Par la suite, l’équipe a effectué des analyses de cultures cellulaires dans le but d’observer les effets de MCAM sur le comportement des cellules T CD8+. Son but était de déterminer si les cellules T CD8+ exprimant MCAM 1) traversaient plus facilement la BHE que les autres, 2) étaient toxiques pour les oligodendrocytes (cellules productrices de myéline, gaine des fibres nerveuses détériorée par la SEP) et 3) libéraient des molécules pro-inflammatoires et toxiques pour d’autres cellules.

Les chercheurs se sont ensuite penchés sur la contribution possible des cellules T CD8+ MCAM-positives dans l’apparition d’une maladie animale semblable à la SEP. Ils ont administré à des souris soit les cellules T CD8+ MCAM-positives, soit des cellules MCAM-négatives qui étaient programmées pour attaquer la myéline. Les souris des deux groupes ont présenté une maladie semblable à la SEP. La gravité de cette maladie a été mesurée selon l’importance de l’incapacité de la queue et des membres des animaux, puis les chercheurs ont comparé les résultats obtenus dans les deux groupes.

Pour voir s’il serait bon d’empêcher MCAM d’adhérer à la BHE, les chercheurs ont administré une molécule bloquante aux souris atteintes d’une forme progressive d’une maladie semblable à la SEP. Les animaux ont ensuite été répartis dans deux groupes : le premier recevait la molécule bloquante avant l’apparition de la maladie, et le second, après l’apparition de la maladie.

Résultats

Des cellules T CD8+ exprimant MCAM ont été repérées dans le cerveau de personnes atteintes d’une forme cyclique de SEP, tant à l’intérieur qu’en périphérie des lésions actives. À la suite d’une poussée, leur concentration a atteint des niveaux élevés dans le sang prélevé sur des personnes présentant une forme cyclique de SEP.

**CONSIGNE**
D'après le texte sur MCAM et les cellules T CD8+, quels sont les trois points que l'équipe voulait déterminer au moyen des analyses de cultures cellulaires ? Appuyez-vous uniquement sur le texte.

(Données de détection de la mise en page des documents)
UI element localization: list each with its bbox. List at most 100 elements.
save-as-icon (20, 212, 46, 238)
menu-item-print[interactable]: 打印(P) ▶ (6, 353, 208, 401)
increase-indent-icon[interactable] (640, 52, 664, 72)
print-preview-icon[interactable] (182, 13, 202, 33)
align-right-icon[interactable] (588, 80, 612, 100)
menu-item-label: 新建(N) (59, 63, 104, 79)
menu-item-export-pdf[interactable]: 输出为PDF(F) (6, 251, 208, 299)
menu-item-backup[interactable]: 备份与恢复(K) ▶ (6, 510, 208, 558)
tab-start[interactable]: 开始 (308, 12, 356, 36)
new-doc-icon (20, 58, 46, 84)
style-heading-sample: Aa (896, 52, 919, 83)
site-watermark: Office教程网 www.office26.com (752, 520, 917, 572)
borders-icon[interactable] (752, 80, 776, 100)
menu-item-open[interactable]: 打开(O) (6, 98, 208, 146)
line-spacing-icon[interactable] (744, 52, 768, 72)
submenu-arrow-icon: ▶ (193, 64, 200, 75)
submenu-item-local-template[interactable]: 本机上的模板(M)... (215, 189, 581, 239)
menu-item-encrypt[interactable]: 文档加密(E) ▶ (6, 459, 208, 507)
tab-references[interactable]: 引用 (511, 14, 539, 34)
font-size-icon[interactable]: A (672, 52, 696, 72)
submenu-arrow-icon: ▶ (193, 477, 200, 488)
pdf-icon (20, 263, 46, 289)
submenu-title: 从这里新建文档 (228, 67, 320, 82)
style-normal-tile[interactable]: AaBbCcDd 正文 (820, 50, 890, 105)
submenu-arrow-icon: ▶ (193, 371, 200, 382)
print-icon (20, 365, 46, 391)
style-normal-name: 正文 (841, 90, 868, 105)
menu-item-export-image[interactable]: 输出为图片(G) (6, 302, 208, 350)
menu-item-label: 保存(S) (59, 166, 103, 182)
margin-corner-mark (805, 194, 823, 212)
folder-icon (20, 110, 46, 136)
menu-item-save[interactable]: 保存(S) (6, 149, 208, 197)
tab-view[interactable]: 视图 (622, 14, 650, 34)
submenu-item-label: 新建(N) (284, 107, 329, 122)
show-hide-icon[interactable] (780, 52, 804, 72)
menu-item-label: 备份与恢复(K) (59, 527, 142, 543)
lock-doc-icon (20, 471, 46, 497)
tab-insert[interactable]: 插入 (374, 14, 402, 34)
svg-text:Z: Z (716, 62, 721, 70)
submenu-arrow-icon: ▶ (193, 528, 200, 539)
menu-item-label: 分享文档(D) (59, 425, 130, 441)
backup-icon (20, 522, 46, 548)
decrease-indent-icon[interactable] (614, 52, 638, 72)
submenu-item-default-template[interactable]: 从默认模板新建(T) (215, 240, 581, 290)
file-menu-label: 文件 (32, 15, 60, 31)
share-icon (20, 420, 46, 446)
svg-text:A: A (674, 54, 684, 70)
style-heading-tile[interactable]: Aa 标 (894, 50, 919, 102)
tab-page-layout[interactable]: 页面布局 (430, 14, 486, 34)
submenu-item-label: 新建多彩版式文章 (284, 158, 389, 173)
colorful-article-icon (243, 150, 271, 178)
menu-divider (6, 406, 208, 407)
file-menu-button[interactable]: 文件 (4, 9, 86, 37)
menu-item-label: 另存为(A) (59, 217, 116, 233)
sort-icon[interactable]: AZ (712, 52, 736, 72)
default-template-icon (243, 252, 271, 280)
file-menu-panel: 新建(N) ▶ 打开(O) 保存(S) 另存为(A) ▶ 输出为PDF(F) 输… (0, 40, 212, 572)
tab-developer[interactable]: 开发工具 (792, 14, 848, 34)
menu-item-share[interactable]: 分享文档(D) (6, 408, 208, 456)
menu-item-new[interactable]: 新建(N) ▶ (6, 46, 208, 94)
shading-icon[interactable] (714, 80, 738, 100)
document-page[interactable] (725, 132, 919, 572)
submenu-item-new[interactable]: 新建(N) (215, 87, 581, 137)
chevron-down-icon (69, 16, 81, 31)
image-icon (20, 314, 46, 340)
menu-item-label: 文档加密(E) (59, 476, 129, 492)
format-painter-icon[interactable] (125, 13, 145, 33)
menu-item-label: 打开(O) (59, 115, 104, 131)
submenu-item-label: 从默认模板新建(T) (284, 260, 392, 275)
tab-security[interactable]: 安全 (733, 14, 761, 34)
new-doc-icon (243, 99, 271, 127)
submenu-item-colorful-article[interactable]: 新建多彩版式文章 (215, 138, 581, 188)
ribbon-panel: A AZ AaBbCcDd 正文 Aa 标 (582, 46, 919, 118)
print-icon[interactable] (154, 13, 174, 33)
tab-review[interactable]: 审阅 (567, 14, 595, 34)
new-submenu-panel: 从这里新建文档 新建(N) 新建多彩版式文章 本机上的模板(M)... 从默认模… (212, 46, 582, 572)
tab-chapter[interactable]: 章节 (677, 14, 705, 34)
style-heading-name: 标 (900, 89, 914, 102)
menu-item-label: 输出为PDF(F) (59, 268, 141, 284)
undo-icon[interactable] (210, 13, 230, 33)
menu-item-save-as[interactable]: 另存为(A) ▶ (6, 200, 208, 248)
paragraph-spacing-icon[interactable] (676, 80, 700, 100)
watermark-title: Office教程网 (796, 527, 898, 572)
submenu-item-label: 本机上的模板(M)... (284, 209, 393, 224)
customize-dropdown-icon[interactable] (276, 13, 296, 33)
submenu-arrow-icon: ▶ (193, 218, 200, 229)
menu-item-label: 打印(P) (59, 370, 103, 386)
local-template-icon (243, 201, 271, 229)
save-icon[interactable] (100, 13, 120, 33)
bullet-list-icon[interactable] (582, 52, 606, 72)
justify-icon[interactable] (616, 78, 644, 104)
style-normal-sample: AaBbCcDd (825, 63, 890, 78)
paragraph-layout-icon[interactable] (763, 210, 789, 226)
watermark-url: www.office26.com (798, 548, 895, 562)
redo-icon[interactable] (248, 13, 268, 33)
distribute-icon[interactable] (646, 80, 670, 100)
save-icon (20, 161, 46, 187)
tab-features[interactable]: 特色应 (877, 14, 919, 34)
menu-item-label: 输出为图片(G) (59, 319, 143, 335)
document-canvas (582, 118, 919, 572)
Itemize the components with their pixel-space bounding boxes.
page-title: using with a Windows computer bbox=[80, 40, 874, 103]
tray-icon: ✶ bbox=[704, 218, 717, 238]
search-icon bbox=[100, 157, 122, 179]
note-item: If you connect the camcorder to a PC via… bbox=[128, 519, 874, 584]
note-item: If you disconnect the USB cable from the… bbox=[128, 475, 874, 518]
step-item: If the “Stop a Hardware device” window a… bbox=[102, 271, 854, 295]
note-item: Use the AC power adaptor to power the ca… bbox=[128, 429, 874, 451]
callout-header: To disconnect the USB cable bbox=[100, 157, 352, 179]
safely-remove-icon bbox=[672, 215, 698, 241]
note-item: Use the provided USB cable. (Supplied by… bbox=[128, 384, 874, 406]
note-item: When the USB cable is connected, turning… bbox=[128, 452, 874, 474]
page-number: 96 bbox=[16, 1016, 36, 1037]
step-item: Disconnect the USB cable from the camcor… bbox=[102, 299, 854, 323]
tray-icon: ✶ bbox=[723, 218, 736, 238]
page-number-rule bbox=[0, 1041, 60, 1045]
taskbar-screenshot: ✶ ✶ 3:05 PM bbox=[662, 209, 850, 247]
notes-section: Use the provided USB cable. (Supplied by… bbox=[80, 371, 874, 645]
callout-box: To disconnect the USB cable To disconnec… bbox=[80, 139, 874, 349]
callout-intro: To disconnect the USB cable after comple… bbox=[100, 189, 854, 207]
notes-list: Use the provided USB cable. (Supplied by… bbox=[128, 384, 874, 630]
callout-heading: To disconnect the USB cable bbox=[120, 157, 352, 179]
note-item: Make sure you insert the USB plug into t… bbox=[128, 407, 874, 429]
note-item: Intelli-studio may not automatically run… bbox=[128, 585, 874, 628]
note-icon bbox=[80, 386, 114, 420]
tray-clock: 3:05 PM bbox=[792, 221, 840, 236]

**RÉPONSE**
L'équipe voulait savoir si les cellules T CD8+ exprimant MCAM :
1. traversaient plus facilement la BHE que les autres ;
2. étaient toxiques pour les oligodendrocytes ;
3. libéraient des molécules pro-inflammatoires et toxiques pour d'autres cellules.